§ **Given request**:
Return the entries below verbatim. Pictures stay out.

— start Source material —

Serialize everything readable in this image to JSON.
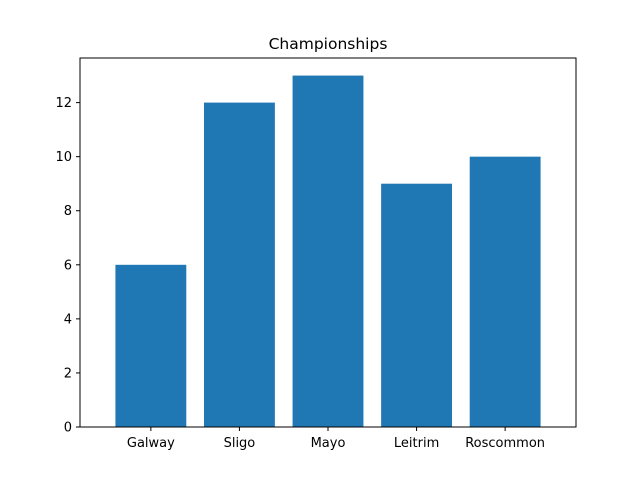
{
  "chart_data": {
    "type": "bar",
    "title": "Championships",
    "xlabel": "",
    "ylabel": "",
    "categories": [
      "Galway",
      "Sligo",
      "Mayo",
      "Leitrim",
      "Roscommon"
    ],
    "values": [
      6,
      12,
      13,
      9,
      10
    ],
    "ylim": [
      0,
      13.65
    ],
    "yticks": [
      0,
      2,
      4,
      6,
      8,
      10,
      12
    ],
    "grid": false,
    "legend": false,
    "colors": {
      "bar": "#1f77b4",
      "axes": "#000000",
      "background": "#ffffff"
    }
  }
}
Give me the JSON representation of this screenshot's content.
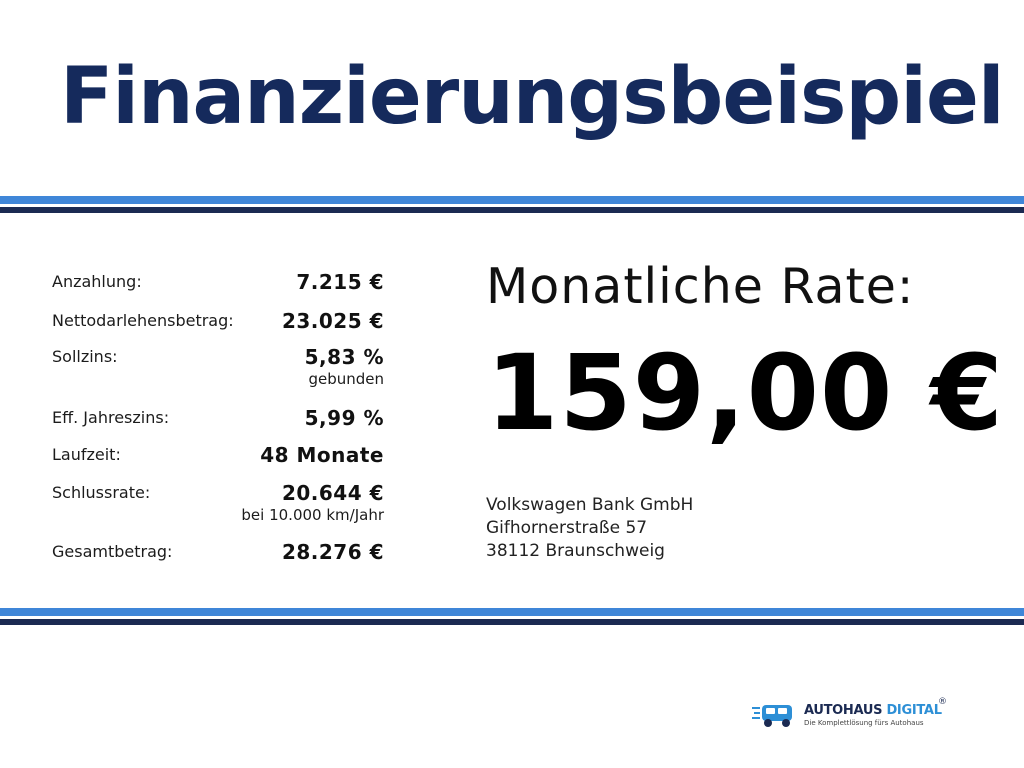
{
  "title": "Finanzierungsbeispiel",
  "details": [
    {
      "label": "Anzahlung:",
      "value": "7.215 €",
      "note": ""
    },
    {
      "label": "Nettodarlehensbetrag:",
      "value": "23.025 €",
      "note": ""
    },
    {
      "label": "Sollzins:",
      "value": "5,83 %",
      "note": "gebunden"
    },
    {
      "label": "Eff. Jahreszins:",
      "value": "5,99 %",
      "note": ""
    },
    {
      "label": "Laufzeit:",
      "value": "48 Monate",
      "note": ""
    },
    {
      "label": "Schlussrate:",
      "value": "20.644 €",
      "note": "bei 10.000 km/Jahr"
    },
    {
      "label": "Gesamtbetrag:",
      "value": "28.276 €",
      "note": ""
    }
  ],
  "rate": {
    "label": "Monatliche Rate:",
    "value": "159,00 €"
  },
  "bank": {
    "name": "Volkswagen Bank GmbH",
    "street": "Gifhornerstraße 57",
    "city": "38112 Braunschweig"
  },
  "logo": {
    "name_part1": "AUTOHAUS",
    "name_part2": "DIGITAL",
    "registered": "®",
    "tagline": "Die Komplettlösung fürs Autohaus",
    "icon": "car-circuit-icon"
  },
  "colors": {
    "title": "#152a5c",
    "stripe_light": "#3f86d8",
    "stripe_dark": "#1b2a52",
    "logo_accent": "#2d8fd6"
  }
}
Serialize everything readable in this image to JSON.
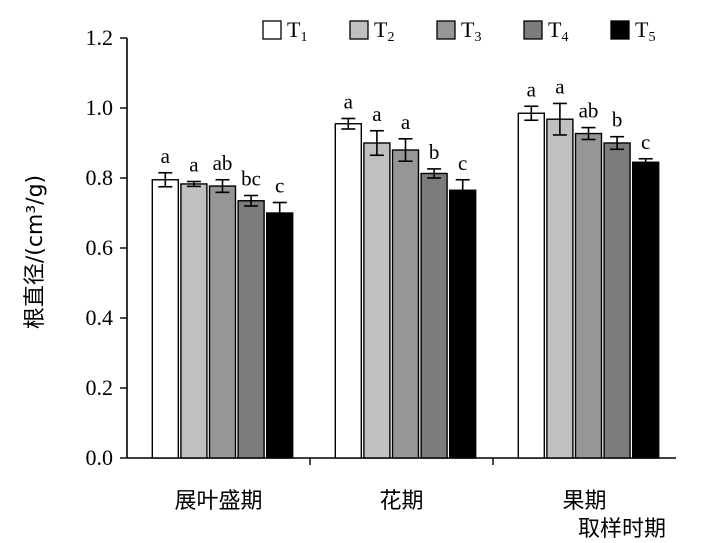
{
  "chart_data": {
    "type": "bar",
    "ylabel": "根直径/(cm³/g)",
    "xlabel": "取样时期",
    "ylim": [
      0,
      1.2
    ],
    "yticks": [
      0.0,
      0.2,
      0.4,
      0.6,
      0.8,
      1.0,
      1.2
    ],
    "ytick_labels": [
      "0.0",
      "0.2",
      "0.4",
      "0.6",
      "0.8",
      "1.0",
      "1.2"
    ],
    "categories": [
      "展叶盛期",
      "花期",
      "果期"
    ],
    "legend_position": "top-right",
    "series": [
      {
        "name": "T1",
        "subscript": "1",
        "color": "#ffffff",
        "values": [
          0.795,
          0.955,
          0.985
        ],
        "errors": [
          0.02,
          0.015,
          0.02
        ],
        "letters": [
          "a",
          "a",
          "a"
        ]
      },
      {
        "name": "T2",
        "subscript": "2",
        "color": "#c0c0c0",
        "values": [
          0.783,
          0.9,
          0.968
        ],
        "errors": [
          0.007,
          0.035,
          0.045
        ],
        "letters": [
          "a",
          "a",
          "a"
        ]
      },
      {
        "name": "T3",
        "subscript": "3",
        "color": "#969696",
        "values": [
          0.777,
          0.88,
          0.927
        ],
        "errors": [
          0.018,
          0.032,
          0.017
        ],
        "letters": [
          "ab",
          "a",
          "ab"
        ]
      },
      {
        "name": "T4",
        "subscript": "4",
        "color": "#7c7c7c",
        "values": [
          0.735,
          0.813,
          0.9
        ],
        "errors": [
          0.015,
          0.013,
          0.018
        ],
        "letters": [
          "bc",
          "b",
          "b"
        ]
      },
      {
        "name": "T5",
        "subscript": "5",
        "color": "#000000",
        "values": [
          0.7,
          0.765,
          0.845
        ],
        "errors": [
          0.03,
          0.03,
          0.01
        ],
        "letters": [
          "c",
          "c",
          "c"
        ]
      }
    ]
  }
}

— end Source material —

§ **Solution for this problem**:
Serialize everything readable in this image to JSON.
{
  "chart_data": {
    "type": "bar",
    "title": "Championships",
    "xlabel": "",
    "ylabel": "",
    "categories": [
      "Galway",
      "Sligo",
      "Mayo",
      "Leitrim",
      "Roscommon"
    ],
    "values": [
      6,
      12,
      13,
      9,
      10
    ],
    "ylim": [
      0,
      13.65
    ],
    "yticks": [
      0,
      2,
      4,
      6,
      8,
      10,
      12
    ],
    "grid": false,
    "legend": false,
    "colors": {
      "bar": "#1f77b4",
      "axes": "#000000",
      "background": "#ffffff"
    }
  }
}
Give me the JSON representation of this screenshot's content.
{
  "title": "Finanzierungsbeispiel",
  "details": [
    {
      "label": "Anzahlung:",
      "value": "7.215 €",
      "note": ""
    },
    {
      "label": "Nettodarlehensbetrag:",
      "value": "23.025 €",
      "note": ""
    },
    {
      "label": "Sollzins:",
      "value": "5,83 %",
      "note": "gebunden"
    },
    {
      "label": "Eff. Jahreszins:",
      "value": "5,99 %",
      "note": ""
    },
    {
      "label": "Laufzeit:",
      "value": "48 Monate",
      "note": ""
    },
    {
      "label": "Schlussrate:",
      "value": "20.644 €",
      "note": "bei 10.000 km/Jahr"
    },
    {
      "label": "Gesamtbetrag:",
      "value": "28.276 €",
      "note": ""
    }
  ],
  "rate": {
    "label": "Monatliche Rate:",
    "value": "159,00 €"
  },
  "bank": {
    "name": "Volkswagen Bank GmbH",
    "street": "Gifhornerstraße 57",
    "city": "38112 Braunschweig"
  },
  "logo": {
    "name_part1": "AUTOHAUS",
    "name_part2": "DIGITAL",
    "registered": "®",
    "tagline": "Die Komplettlösung fürs Autohaus",
    "icon": "car-circuit-icon"
  },
  "colors": {
    "title": "#152a5c",
    "stripe_light": "#3f86d8",
    "stripe_dark": "#1b2a52",
    "logo_accent": "#2d8fd6"
  }
}
Serialize everything readable in this image to JSON.
{
  "chart_data": {
    "type": "bar",
    "ylabel": "根直径/(cm³/g)",
    "xlabel": "取样时期",
    "ylim": [
      0,
      1.2
    ],
    "yticks": [
      0.0,
      0.2,
      0.4,
      0.6,
      0.8,
      1.0,
      1.2
    ],
    "ytick_labels": [
      "0.0",
      "0.2",
      "0.4",
      "0.6",
      "0.8",
      "1.0",
      "1.2"
    ],
    "categories": [
      "展叶盛期",
      "花期",
      "果期"
    ],
    "legend_position": "top-right",
    "series": [
      {
        "name": "T1",
        "subscript": "1",
        "color": "#ffffff",
        "values": [
          0.795,
          0.955,
          0.985
        ],
        "errors": [
          0.02,
          0.015,
          0.02
        ],
        "letters": [
          "a",
          "a",
          "a"
        ]
      },
      {
        "name": "T2",
        "subscript": "2",
        "color": "#c0c0c0",
        "values": [
          0.783,
          0.9,
          0.968
        ],
        "errors": [
          0.007,
          0.035,
          0.045
        ],
        "letters": [
          "a",
          "a",
          "a"
        ]
      },
      {
        "name": "T3",
        "subscript": "3",
        "color": "#969696",
        "values": [
          0.777,
          0.88,
          0.927
        ],
        "errors": [
          0.018,
          0.032,
          0.017
        ],
        "letters": [
          "ab",
          "a",
          "ab"
        ]
      },
      {
        "name": "T4",
        "subscript": "4",
        "color": "#7c7c7c",
        "values": [
          0.735,
          0.813,
          0.9
        ],
        "errors": [
          0.015,
          0.013,
          0.018
        ],
        "letters": [
          "bc",
          "b",
          "b"
        ]
      },
      {
        "name": "T5",
        "subscript": "5",
        "color": "#000000",
        "values": [
          0.7,
          0.765,
          0.845
        ],
        "errors": [
          0.03,
          0.03,
          0.01
        ],
        "letters": [
          "c",
          "c",
          "c"
        ]
      }
    ]
  }
}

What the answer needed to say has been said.